# KURZE AUFGABE A:
Welches Buch nennt der Quelltext, und wer hat es laut Quelltext geschrieben?

# QUELLTEXT:
-----

Jeder soll von da, wo er ist, einen Schritt näher kommen


weniger gut

Religion sei nicht in Büros entstanden, es sei die Verbindung zwischen Endlichkeit und Unendlichkeit, erfahrbar in der Natur, in Dingen, in uns. So NK. Nun, wenn ich dem Buch von Barbara Köster, Der missverstandene Koran, Glauben schenke, dann wurde der Islam sehr wohl in Zimmern der damaligen Herrscher, der Abassiden, entwickelt.

Sie wollten mit dieser Religion das Christentum um-schreiben und gleichzeitig ein Instrument zur Unterwerfung der Untertanen schaffen. Islam heißt auf deutsch Unterwerfung. Weder Jesus noch Mohammed sind historisch eindeutig nachgewiesen, kein Wort dazu in diesem Buch, das eine Abhandlung für den Islam darstellt, ohne kritische Elemente zu nennen.

-----

(Einträge aus einer Sammlung)

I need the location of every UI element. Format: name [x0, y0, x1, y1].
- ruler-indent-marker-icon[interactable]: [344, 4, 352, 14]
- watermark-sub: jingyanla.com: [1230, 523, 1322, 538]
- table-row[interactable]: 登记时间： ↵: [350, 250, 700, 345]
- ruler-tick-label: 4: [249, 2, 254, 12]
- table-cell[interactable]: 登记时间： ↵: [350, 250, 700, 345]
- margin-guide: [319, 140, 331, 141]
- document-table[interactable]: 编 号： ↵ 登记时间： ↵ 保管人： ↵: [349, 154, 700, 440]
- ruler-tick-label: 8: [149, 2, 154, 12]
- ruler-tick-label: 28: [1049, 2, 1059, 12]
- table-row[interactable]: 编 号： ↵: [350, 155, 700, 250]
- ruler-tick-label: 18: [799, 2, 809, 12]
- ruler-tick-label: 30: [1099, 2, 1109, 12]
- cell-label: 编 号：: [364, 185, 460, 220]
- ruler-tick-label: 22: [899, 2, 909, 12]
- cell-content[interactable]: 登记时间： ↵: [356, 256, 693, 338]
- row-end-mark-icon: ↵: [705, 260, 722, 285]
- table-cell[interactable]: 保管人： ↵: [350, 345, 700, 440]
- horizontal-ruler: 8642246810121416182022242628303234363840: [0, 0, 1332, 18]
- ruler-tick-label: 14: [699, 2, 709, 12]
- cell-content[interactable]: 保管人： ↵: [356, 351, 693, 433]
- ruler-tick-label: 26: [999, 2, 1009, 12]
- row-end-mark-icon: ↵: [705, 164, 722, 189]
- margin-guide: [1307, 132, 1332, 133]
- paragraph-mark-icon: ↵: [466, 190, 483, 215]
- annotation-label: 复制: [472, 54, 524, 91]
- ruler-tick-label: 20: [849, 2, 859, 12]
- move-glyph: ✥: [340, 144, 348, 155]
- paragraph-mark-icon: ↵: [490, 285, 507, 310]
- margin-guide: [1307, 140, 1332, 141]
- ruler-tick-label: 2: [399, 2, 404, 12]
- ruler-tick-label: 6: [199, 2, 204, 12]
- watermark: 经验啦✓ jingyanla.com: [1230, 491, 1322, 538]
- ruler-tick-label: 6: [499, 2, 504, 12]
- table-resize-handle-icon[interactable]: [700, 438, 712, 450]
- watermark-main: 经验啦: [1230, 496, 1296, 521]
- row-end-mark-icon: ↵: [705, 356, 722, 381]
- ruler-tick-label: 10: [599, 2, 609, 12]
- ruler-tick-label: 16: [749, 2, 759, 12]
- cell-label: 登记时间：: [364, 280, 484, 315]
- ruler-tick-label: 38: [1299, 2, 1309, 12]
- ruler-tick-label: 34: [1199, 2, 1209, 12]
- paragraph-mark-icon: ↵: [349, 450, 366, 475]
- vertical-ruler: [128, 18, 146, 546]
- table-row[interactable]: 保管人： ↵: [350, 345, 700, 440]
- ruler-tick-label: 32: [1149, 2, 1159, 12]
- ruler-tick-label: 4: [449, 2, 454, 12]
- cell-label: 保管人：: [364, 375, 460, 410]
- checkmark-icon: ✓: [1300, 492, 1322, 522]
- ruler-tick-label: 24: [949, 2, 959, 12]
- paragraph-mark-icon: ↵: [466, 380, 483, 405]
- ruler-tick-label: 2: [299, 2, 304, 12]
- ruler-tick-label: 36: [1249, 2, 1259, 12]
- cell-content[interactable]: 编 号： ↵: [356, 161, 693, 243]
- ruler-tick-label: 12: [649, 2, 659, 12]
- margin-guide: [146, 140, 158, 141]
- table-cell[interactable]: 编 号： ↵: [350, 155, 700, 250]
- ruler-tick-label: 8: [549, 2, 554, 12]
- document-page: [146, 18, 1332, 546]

-----

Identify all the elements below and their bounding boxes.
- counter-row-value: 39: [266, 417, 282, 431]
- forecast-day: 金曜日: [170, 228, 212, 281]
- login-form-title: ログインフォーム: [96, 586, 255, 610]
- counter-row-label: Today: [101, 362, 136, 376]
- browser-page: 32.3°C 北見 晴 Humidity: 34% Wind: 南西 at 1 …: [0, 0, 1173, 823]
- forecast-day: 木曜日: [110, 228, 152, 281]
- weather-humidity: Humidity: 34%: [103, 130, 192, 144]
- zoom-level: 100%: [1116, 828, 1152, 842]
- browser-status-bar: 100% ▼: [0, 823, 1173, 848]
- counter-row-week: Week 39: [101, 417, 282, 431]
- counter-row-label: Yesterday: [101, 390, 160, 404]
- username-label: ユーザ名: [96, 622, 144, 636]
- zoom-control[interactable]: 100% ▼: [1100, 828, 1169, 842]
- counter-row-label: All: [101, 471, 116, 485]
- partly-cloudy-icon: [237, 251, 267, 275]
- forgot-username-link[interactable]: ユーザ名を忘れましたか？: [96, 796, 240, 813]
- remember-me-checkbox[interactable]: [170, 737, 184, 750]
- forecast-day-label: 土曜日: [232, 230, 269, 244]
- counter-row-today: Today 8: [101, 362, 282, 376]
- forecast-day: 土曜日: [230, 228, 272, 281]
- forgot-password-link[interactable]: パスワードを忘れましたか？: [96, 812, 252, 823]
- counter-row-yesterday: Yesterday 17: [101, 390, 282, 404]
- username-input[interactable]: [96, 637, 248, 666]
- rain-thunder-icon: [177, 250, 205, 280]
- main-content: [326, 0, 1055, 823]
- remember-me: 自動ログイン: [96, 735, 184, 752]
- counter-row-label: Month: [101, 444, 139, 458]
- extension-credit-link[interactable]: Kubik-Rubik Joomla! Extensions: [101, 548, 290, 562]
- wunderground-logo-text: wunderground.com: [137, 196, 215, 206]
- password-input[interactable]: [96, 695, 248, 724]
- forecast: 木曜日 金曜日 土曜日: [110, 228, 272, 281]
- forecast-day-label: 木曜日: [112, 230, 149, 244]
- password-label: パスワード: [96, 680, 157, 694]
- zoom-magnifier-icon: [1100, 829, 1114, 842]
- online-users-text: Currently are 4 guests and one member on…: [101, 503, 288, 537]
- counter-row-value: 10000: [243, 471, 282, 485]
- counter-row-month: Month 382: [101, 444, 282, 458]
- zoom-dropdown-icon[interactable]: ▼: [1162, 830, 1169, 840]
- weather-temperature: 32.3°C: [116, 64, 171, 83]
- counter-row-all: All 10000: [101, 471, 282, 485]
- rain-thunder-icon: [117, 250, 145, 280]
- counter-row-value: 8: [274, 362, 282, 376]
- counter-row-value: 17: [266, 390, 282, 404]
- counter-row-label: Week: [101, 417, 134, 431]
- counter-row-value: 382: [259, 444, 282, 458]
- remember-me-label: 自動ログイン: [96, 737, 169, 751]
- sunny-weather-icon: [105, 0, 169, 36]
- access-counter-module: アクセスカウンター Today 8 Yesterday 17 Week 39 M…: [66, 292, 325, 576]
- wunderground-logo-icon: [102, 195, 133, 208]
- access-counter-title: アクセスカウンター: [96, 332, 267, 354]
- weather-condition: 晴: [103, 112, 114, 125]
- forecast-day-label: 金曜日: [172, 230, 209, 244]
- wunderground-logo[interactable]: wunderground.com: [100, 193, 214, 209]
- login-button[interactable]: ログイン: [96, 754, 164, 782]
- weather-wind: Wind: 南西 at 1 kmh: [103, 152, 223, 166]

-----

# KURZE AUFGABE B:
Formatiere die Zeilen der Datensätze von der Zeile mit „Identify all the“ bis einschließlich der Zeile mit „796, 240, 813]“ als nummerierte Liste und lass dabei Leerzeilen weg.

# ANTWORT A:
„Der missverstandene Koran“ von Barbara Köster.

# ANTWORT B:
1. Identify all the elements below and their bounding boxes.
2. - counter-row-value: 39: [266, 417, 282, 431]
3. - forecast-day: 金曜日: [170, 228, 212, 281]
4. - login-form-title: ログインフォーム: [96, 586, 255, 610]
5. - counter-row-label: Today: [101, 362, 136, 376]
6. - browser-page: 32.3°C 北見 晴 Humidity: 34% Wind: 南西 at 1 …: [0, 0, 1173, 823]
7. - forecast-day: 木曜日: [110, 228, 152, 281]
8. - weather-humidity: Humidity: 34%: [103, 130, 192, 144]
9. - zoom-level: 100%: [1116, 828, 1152, 842]
10. - browser-status-bar: 100% ▼: [0, 823, 1173, 848]
11. - counter-row-week: Week 39: [101, 417, 282, 431]
12. - counter-row-label: Yesterday: [101, 390, 160, 404]
13. - username-label: ユーザ名: [96, 622, 144, 636]
14. - zoom-control[interactable]: 100% ▼: [1100, 828, 1169, 842]
15. - counter-row-label: All: [101, 471, 116, 485]
16. - partly-cloudy-icon: [237, 251, 267, 275]
17. - forgot-username-link[interactable]: ユーザ名を忘れましたか？: [96, 796, 240, 813]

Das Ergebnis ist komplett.